[start MATERIAL FOR THIS EXERCISE]

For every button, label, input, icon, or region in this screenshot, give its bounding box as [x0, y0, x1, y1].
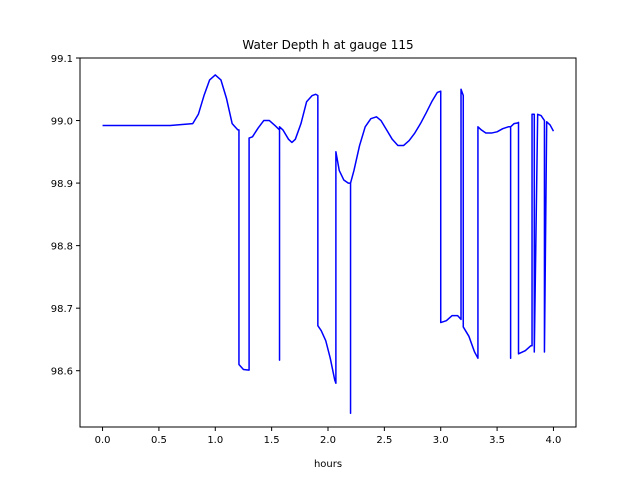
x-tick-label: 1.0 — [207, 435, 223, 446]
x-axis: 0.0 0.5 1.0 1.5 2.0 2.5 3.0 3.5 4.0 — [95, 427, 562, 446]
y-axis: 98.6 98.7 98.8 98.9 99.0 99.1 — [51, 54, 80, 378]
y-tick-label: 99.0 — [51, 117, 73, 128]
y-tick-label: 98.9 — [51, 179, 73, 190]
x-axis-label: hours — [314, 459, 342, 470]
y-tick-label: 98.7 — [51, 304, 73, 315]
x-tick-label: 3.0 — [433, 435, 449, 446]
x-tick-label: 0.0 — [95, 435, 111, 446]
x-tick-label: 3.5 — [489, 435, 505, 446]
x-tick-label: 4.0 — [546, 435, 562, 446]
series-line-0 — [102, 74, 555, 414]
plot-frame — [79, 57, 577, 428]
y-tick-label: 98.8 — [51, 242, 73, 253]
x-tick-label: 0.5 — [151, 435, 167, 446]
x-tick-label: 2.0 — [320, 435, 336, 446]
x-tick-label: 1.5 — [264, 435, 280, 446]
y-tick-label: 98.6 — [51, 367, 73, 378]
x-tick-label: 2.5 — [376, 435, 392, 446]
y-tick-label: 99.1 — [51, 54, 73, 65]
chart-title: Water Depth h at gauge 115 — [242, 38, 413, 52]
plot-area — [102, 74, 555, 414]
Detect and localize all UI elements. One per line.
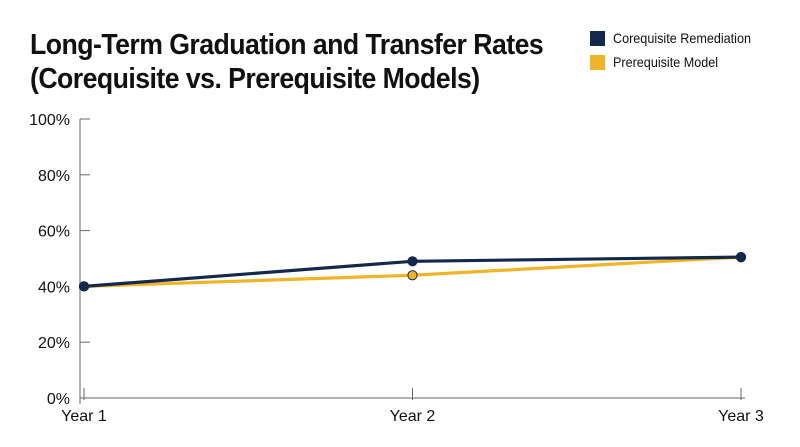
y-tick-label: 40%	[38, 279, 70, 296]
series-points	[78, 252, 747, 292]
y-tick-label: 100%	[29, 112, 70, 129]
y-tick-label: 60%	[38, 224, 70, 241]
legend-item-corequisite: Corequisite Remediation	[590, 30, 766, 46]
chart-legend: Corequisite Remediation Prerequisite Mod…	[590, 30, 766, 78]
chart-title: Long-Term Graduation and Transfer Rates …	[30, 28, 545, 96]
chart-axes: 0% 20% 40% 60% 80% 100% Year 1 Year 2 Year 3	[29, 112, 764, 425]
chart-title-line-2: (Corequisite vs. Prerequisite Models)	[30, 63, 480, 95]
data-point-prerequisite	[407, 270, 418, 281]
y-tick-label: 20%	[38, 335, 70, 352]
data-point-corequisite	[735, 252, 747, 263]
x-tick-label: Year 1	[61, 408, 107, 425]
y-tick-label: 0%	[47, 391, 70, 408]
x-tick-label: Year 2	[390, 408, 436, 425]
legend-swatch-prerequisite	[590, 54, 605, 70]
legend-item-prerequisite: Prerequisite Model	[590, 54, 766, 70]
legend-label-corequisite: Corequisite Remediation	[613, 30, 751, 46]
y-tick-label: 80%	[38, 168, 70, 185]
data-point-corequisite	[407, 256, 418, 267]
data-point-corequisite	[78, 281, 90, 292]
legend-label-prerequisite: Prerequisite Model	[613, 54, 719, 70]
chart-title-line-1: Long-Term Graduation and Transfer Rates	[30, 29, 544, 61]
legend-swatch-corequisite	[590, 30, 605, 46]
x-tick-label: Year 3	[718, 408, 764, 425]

[end MATERIAL FOR THIS EXERCISE]

EXERCISE GOAL.
Please repeat all of the data above verbatim, leaving out the pictures.

RESPONSE FOR THIS EXERCISE.
For every button, label, input, icon, or region in this screenshot, give its bounding box as [x0, y0, x1, y1].
x-tick-label: 1.0 — [207, 435, 223, 446]
x-axis: 0.0 0.5 1.0 1.5 2.0 2.5 3.0 3.5 4.0 — [95, 427, 562, 446]
y-axis: 98.6 98.7 98.8 98.9 99.0 99.1 — [51, 54, 80, 378]
y-tick-label: 99.0 — [51, 117, 73, 128]
y-tick-label: 98.9 — [51, 179, 73, 190]
x-axis-label: hours — [314, 459, 342, 470]
y-tick-label: 98.7 — [51, 304, 73, 315]
x-tick-label: 3.0 — [433, 435, 449, 446]
x-tick-label: 0.0 — [95, 435, 111, 446]
x-tick-label: 3.5 — [489, 435, 505, 446]
x-tick-label: 4.0 — [546, 435, 562, 446]
series-line-0 — [102, 74, 555, 414]
plot-frame — [79, 57, 577, 428]
y-tick-label: 98.8 — [51, 242, 73, 253]
x-tick-label: 0.5 — [151, 435, 167, 446]
x-tick-label: 2.0 — [320, 435, 336, 446]
x-tick-label: 1.5 — [264, 435, 280, 446]
y-tick-label: 98.6 — [51, 367, 73, 378]
x-tick-label: 2.5 — [376, 435, 392, 446]
y-tick-label: 99.1 — [51, 54, 73, 65]
chart-title: Water Depth h at gauge 115 — [242, 38, 413, 52]
plot-area — [102, 74, 555, 414]
Detect and localize all UI elements. One per line.
y-tick-label: 40%	[38, 279, 70, 296]
series-points	[78, 252, 747, 292]
y-tick-label: 100%	[29, 112, 70, 129]
y-tick-label: 60%	[38, 224, 70, 241]
legend-item-corequisite: Corequisite Remediation	[590, 30, 766, 46]
chart-legend: Corequisite Remediation Prerequisite Mod…	[590, 30, 766, 78]
chart-title: Long-Term Graduation and Transfer Rates …	[30, 28, 545, 96]
chart-axes: 0% 20% 40% 60% 80% 100% Year 1 Year 2 Year 3	[29, 112, 764, 425]
chart-title-line-2: (Corequisite vs. Prerequisite Models)	[30, 63, 480, 95]
data-point-prerequisite	[407, 270, 418, 281]
y-tick-label: 20%	[38, 335, 70, 352]
data-point-corequisite	[735, 252, 747, 263]
x-tick-label: Year 1	[61, 408, 107, 425]
y-tick-label: 0%	[47, 391, 70, 408]
x-tick-label: Year 2	[390, 408, 436, 425]
legend-swatch-prerequisite	[590, 54, 605, 70]
legend-item-prerequisite: Prerequisite Model	[590, 54, 766, 70]
legend-label-corequisite: Corequisite Remediation	[613, 30, 751, 46]
y-tick-label: 80%	[38, 168, 70, 185]
data-point-corequisite	[407, 256, 418, 267]
data-point-corequisite	[78, 281, 90, 292]
legend-label-prerequisite: Prerequisite Model	[613, 54, 719, 70]
chart-title-line-1: Long-Term Graduation and Transfer Rates	[30, 29, 544, 61]
legend-swatch-corequisite	[590, 30, 605, 46]
x-tick-label: Year 3	[718, 408, 764, 425]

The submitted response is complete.